**Cuplikan Teks**
—————
Kendati demikian, kemenangan Campion tetap tak kehilangan makna. Perempuan kelahiran Wellington, Selandia Baru, ini, menggenapkan pencapaiannya. Sebelumnya, ia juga merupakan perempuan kedua yang masuk nominasi Best Director dalam ajang Academy Awards lewat film The Piano (1993). Melalui film itu pula, ia menjadi perempuan pertama yang meraih penghargaan Palme d’Or pada Festival Film Cannes. Pada 1986, ia juga memenangi Short Film Palme d’Or lewat film pendek pertamanya, Peel (1982).
Campion terlahir dari keluarga berdarah seni. Ayahnya, Richard Campion, merupakan sutradara teater dan ibunya, Edith Armstrong, adalah seorang aktris. Bersama kedua saudaranya, Campion tumbuh dalam lingkungan yang akrab dengan dunia seni peran di kelompok teater New Zealand Players yang didirikan kedua orangtuanya. Akan tetapi, ia justru memilih jalur lain saat itu dengan mengambil jurusan antropologi di Victoria University.
Campion terlahir dari keluarga berdarah seni. Ayahnya, Richard Campion, merupakan sutradara teater dan ibunya, Edith Armstrong, adalah seorang aktris. Bersama kedua saudaranya, Campion tumbuh dalam lingkungan yang akrab dengan dunia seni peran.
Baru setahun berjalan, Campion bertualang ke London, Inggris, dan mengambil studi di Chelsea Art School sembari menjadi asisten sutradara. Hingga akhirnya, ia memilih mengambil gelar diploma in visual arts dari Sydney College of Arts di University of Sydney.
Setelah lulus, Campion pun tekun menghasilkan berbagai film pendek yang diganjar berbagai penghargaan. Dari Peel (1982) yang berbuah Short Film Palme d’Or, Passionless Moments (1983), A Girl’s Own Story (1984), dan After Hours (1984). Debut film panjang pertamanya berjudul Sweetie (1989) masuk nominasi Festival Film Cannes.
Karya keduanya, An Angel at My Table (1990) yang berkisah tentang penulis Janet Frame juga meraih banyak pengakuan di sejumlah festival film, seperti Toronto Film Festival, Venice Film Festival, dan Chicago Film Critics Association. Hingga Campion menyentuh masa keemasannya lewat film The Piano (1993) yang juga masuk nominasi Golden Globe pada saat itu.
Perempuan yang sempat kehilangan putranya yang berusia 12 hari ini sempat juga menjadi juri kepala pada Festival Film Cannes 2014. Kemudian pada 2016, ia dianugerahi New Zealand Order of Merit yang sekaligus memberinya gelar Dame karena rekam jejak dan kontribusinya di bidang perfilman.
—————
**Data Mentah**
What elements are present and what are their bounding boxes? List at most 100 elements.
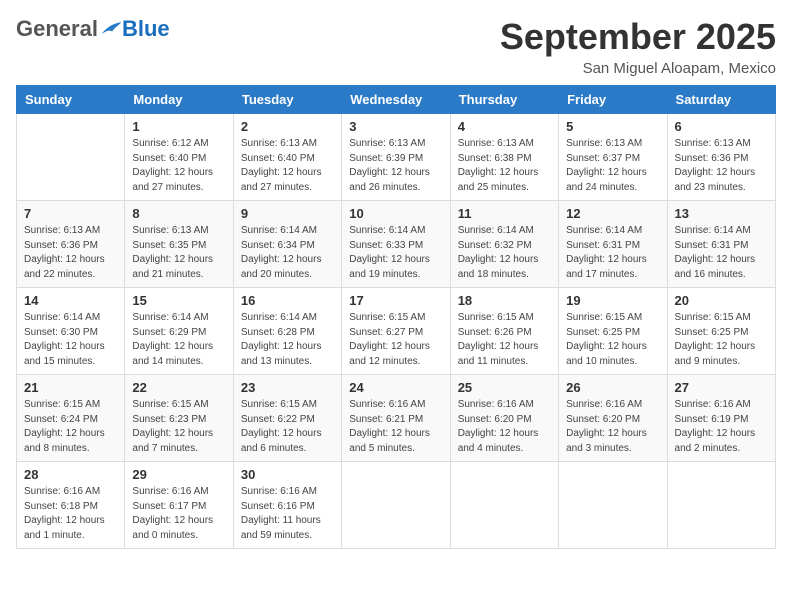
—————
**Yang Diminta**
1. Tuliskan ulang bagian teks tentang Campion tanpa mengubah apa pun, mulai dari kata-kata yang memuat "Kendati demikian, kemenangan" dan berhenti setelah "pertamanya, Peel (1982).".
2. Menurut teks tentang Campion, di kota mana ia lahir?
Baris-baris data tadi tidak perlu dipakai.

**Jawaban**
1.
Kendati demikian, kemenangan Campion tetap tak kehilangan makna. Perempuan kelahiran Wellington, Selandia Baru, ini, menggenapkan pencapaiannya. Sebelumnya, ia juga merupakan perempuan kedua yang masuk nominasi Best Director dalam ajang Academy Awards lewat film The Piano (1993). Melalui film itu pula, ia menjadi perempuan pertama yang meraih penghargaan Palme d’Or pada Festival Film Cannes. Pada 1986, ia juga memenangi Short Film Palme d’Or lewat film pendek pertamanya, Peel (1982).

2. Campion lahir di Wellington, Selandia Baru.